- _STATED GOAL_:
Find every row that contains the string "清除搜索历史" and copy each one out in full. Case counts.

- _ENTRIES PROVIDED_:
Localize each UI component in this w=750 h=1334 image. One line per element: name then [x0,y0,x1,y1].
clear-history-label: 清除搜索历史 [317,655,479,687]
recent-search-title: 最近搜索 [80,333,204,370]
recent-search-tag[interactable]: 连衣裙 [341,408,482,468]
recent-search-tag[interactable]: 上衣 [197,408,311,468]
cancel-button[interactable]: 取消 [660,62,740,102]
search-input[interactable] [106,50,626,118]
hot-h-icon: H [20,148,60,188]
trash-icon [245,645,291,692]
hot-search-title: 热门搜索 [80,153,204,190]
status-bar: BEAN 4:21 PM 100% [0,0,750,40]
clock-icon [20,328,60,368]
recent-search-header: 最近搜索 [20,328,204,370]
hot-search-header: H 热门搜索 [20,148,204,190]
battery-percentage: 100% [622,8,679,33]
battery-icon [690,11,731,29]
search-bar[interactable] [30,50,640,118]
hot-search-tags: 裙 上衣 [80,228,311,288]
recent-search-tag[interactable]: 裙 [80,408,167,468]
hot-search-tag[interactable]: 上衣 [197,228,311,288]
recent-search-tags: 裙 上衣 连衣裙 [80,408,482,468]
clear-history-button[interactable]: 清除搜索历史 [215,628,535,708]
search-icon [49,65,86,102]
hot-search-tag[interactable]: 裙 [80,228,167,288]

- _SOLUTION TO THIS PROBLEM_:
clear-history-label: 清除搜索历史 [317,655,479,687]
clear-history-button[interactable]: 清除搜索历史 [215,628,535,708]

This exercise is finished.